#### Exercise:
Search the material for the string "pokoju", then report how many lines hold it, with no other text.

#### Materials provided:

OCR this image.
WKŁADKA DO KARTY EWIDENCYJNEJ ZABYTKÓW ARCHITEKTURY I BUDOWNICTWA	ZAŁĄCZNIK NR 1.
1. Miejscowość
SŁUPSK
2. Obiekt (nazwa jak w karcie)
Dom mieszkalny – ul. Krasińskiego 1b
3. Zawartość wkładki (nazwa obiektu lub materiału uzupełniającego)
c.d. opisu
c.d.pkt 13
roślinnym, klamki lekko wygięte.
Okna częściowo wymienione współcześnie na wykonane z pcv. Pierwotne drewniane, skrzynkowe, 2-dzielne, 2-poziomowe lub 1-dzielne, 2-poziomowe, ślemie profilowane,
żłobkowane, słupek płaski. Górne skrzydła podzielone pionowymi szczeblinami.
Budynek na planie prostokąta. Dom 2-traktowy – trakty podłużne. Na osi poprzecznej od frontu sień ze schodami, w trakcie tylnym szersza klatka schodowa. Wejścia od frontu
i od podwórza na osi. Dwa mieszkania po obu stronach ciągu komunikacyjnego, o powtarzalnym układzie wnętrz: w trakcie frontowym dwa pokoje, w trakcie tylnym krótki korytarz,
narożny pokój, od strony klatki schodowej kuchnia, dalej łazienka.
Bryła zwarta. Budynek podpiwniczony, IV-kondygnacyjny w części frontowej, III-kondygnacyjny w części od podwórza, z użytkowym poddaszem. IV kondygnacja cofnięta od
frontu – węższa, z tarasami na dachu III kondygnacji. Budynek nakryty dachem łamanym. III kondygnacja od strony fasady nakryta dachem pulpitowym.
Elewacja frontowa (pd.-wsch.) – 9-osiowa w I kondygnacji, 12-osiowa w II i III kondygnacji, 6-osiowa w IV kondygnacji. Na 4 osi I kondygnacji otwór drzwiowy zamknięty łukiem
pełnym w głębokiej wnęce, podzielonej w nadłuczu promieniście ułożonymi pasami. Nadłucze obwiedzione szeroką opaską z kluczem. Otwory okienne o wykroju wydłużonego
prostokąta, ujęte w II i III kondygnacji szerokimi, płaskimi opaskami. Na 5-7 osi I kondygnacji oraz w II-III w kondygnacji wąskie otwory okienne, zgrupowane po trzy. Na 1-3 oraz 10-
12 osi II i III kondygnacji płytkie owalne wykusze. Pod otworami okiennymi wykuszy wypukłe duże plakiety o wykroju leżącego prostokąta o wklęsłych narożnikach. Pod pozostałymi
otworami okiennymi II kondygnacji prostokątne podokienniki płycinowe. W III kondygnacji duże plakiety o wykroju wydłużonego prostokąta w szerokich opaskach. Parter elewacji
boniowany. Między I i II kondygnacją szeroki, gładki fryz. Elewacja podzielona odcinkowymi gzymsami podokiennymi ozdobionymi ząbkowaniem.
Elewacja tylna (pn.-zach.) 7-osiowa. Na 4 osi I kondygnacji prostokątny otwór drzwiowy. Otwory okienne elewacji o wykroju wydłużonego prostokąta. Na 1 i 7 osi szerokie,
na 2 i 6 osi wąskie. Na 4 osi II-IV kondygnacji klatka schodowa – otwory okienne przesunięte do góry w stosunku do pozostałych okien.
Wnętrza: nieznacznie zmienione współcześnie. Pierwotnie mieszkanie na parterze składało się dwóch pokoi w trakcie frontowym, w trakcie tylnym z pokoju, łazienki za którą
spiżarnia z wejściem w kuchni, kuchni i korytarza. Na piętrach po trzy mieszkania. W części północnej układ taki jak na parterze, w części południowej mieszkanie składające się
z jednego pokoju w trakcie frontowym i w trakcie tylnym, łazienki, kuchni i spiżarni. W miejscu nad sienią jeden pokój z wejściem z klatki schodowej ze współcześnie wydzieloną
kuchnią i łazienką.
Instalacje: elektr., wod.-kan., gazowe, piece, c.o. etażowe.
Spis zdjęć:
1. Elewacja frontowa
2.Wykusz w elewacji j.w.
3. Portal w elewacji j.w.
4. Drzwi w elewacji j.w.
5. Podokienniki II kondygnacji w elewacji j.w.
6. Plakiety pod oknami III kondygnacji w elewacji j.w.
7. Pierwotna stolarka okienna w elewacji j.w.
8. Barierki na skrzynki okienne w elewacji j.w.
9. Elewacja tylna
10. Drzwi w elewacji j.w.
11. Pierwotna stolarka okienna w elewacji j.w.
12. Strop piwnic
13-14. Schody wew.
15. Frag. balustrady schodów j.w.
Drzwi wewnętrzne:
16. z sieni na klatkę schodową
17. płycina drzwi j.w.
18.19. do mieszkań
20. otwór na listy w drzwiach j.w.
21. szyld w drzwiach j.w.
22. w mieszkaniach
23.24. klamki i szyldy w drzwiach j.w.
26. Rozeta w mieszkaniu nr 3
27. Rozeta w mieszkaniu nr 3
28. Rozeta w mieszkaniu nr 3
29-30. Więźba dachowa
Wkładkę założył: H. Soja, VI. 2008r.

---

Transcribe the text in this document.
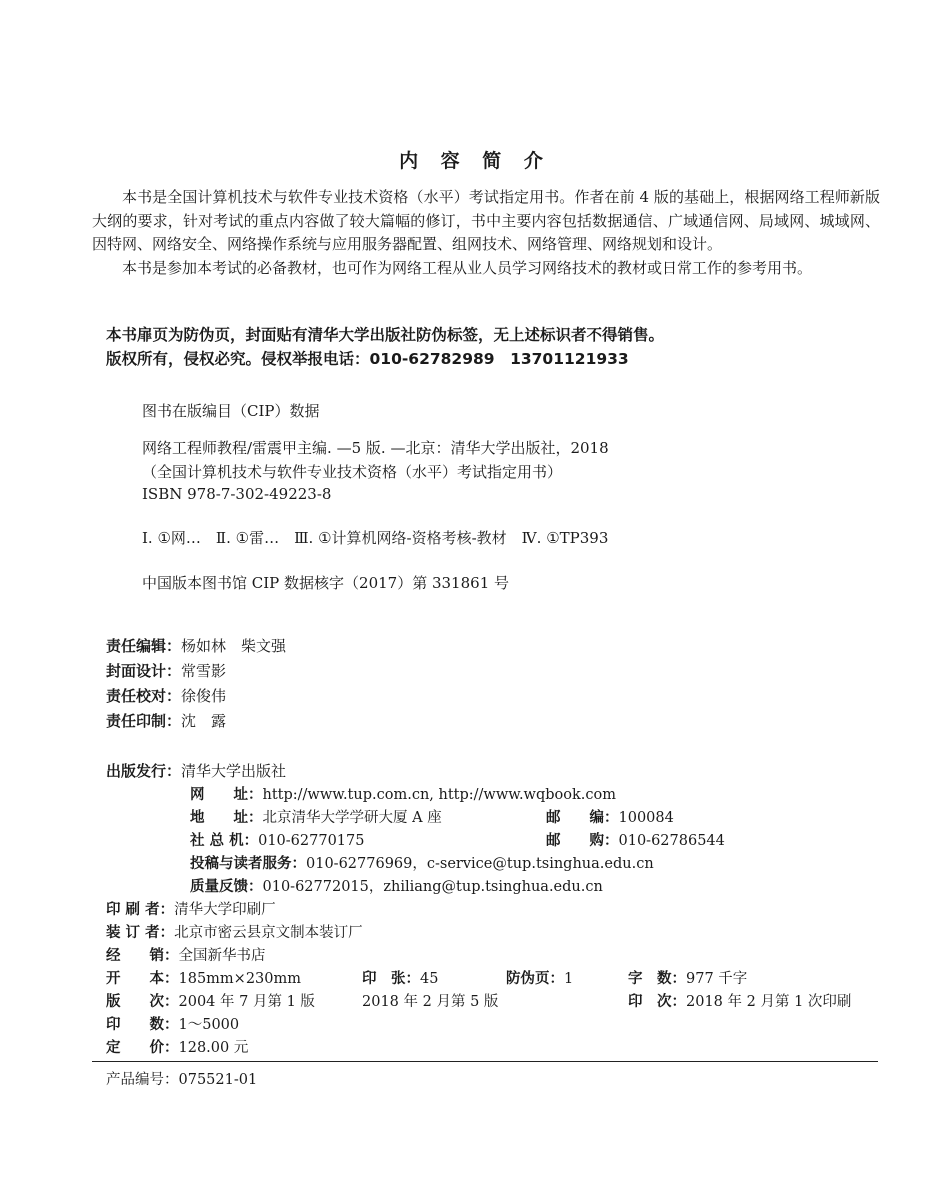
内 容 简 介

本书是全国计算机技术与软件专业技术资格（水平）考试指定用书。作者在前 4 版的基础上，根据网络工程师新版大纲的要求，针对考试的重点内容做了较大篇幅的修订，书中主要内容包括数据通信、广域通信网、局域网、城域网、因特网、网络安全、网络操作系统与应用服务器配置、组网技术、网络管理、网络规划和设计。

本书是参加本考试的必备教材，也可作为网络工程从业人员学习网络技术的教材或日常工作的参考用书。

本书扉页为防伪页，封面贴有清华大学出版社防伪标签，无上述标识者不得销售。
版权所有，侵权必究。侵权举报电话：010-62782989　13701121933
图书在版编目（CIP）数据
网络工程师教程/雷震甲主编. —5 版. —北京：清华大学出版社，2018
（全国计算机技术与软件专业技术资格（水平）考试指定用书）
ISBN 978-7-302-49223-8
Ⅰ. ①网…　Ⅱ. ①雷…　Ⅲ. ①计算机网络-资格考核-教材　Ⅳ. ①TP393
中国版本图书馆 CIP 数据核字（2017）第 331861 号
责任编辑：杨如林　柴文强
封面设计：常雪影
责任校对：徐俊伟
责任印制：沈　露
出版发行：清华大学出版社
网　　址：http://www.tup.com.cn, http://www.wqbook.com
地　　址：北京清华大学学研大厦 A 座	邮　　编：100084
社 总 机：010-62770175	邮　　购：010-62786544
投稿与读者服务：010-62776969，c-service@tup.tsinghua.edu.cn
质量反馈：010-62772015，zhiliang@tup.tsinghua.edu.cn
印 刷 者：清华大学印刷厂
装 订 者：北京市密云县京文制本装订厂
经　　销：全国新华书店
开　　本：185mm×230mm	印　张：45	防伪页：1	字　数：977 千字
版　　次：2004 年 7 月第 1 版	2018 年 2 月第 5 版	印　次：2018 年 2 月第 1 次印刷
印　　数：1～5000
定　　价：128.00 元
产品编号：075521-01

#### Complete output:
2